• [WORK TO DO]
Read the records below. Copy each line where the string "then" occurs.

Dataset rows
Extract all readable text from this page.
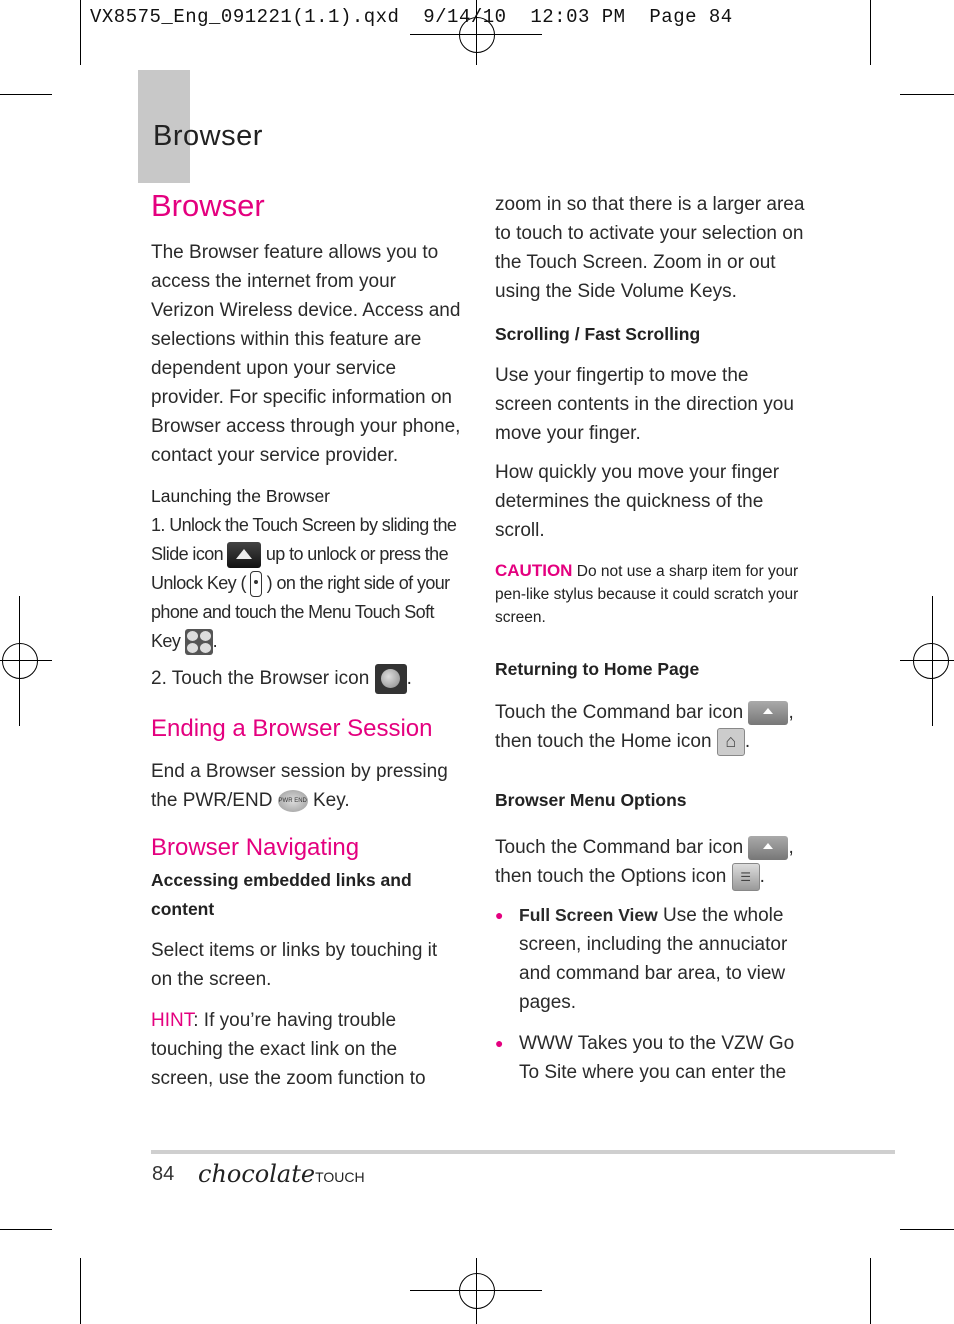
VX8575_Eng_091221(1.1).qxd  9/14/10  12:03 PM  Page 84
Browser
Browser

The Browser feature allows you to access the internet from your Verizon Wireless device. Access and selections within this feature are dependent upon your service provider. For specific information on Browser access through your phone, contact your service provider.

Launching the Browser

1. Unlock the Touch Screen by sliding the Slide icon up to unlock or press the Unlock Key ( ) on the right side of your phone and touch the Menu Touch Soft Key .

2. Touch the Browser icon .

Ending a Browser Session

End a Browser session by pressing the PWR/END PWR END Key.

Browser Navigating

Accessing embedded links and content

Select items or links by touching it on the screen.

HINT: If you’re having trouble touching the exact link on the screen, use the zoom function to

zoom in so that there is a larger area to touch to activate your selection on the Touch Screen. Zoom in or out using the Side Volume Keys.

Scrolling / Fast Scrolling

Use your fingertip to move the screen contents in the direction you move your finger.

How quickly you move your finger determines the quickness of the scroll.

CAUTION Do not use a sharp item for your pen-like stylus because it could scratch your screen.

Returning to Home Page

Touch the Command bar icon , then touch the Home icon ⌂ .

Browser Menu Options

Touch the Command bar icon , then touch the Options icon ☰ .

● Full Screen View Use the whole screen, including the annuciator and command bar area, to view pages.

● WWW Takes you to the VZW Go To Site where you can enter the

84 chocolateTOUCH
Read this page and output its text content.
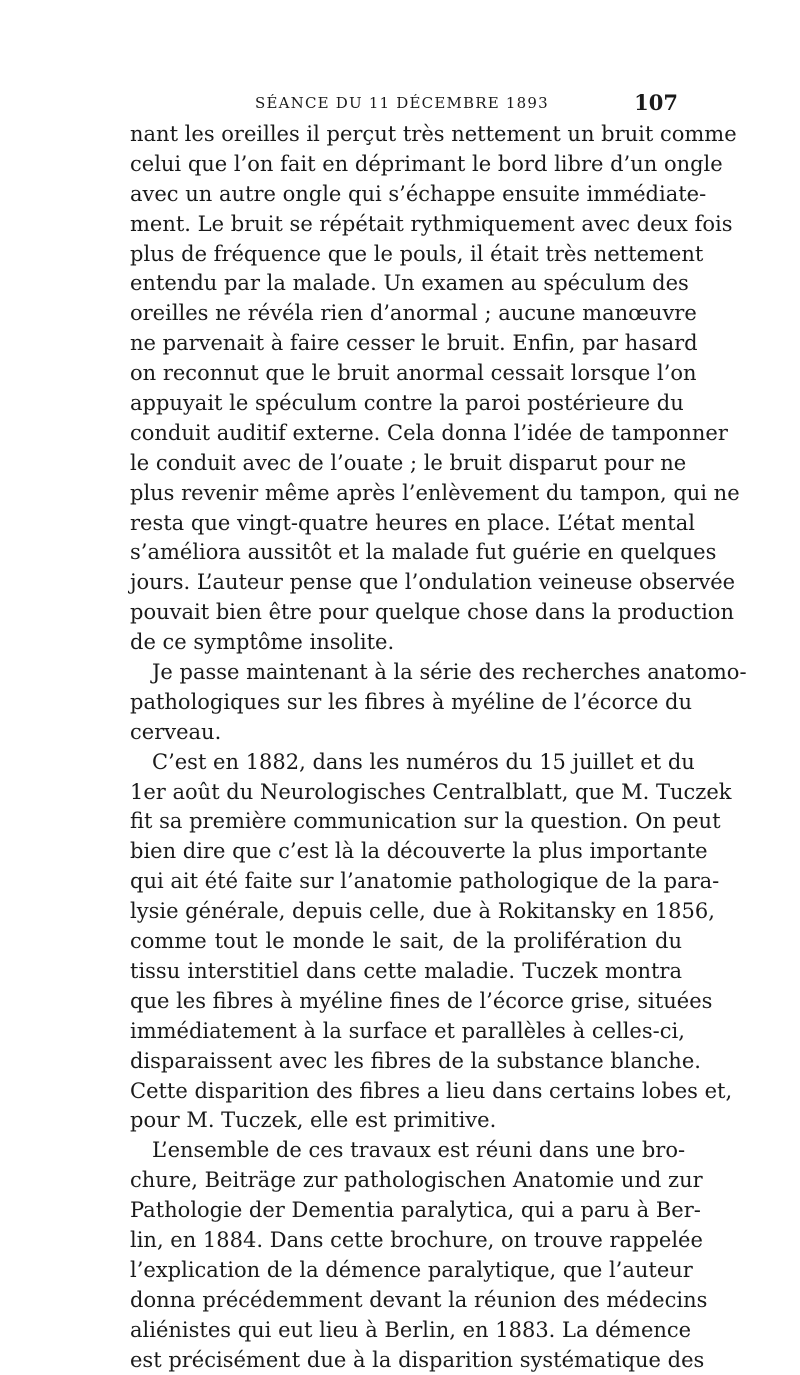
SÉANCE DU 11 DÉCEMBRE 1893	107
nant les oreilles il perçut très nettement un bruit comme
celui que l’on fait en déprimant le bord libre d’un ongle
avec un autre ongle qui s’échappe ensuite immédiate-
ment. Le bruit se répétait rythmiquement avec deux fois
plus de fréquence que le pouls, il était très nettement
entendu par la malade. Un examen au spéculum des
oreilles ne révéla rien d’anormal ; aucune manœuvre
ne parvenait à faire cesser le bruit. Enfin, par hasard
on reconnut que le bruit anormal cessait lorsque l’on
appuyait le spéculum contre la paroi postérieure du
conduit auditif externe. Cela donna l’idée de tamponner
le conduit avec de l’ouate ; le bruit disparut pour ne
plus revenir même après l’enlèvement du tampon, qui ne
resta que vingt-quatre heures en place. L’état mental
s’améliora aussitôt et la malade fut guérie en quelques
jours. L’auteur pense que l’ondulation veineuse observée
pouvait bien être pour quelque chose dans la production
de ce symptôme insolite.
Je passe maintenant à la série des recherches anatomo-
pathologiques sur les fibres à myéline de l’écorce du
cerveau.
C’est en 1882, dans les numéros du 15 juillet et du
1er août du Neurologisches Centralblatt, que M. Tuczek
fit sa première communication sur la question. On peut
bien dire que c’est là la découverte la plus importante
qui ait été faite sur l’anatomie pathologique de la para-
lysie générale, depuis celle, due à Rokitansky en 1856,
comme tout le monde le sait, de la prolifération du
tissu interstitiel dans cette maladie. Tuczek montra
que les fibres à myéline fines de l’écorce grise, situées
immédiatement à la surface et parallèles à celles-ci,
disparaissent avec les fibres de la substance blanche.
Cette disparition des fibres a lieu dans certains lobes et,
pour M. Tuczek, elle est primitive.
L’ensemble de ces travaux est réuni dans une bro-
chure, Beiträge zur pathologischen Anatomie und zur
Pathologie der Dementia paralytica, qui a paru à Ber-
lin, en 1884. Dans cette brochure, on trouve rappelée
l’explication de la démence paralytique, que l’auteur
donna précédemment devant la réunion des médecins
aliénistes qui eut lieu à Berlin, en 1883. La démence
est précisément due à la disparition systématique des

• [EXERCISE SOLUTION]
Touch the Command bar icon , then touch the Home icon ⌂ .
Touch the Command bar icon , then touch the Options icon ☰ .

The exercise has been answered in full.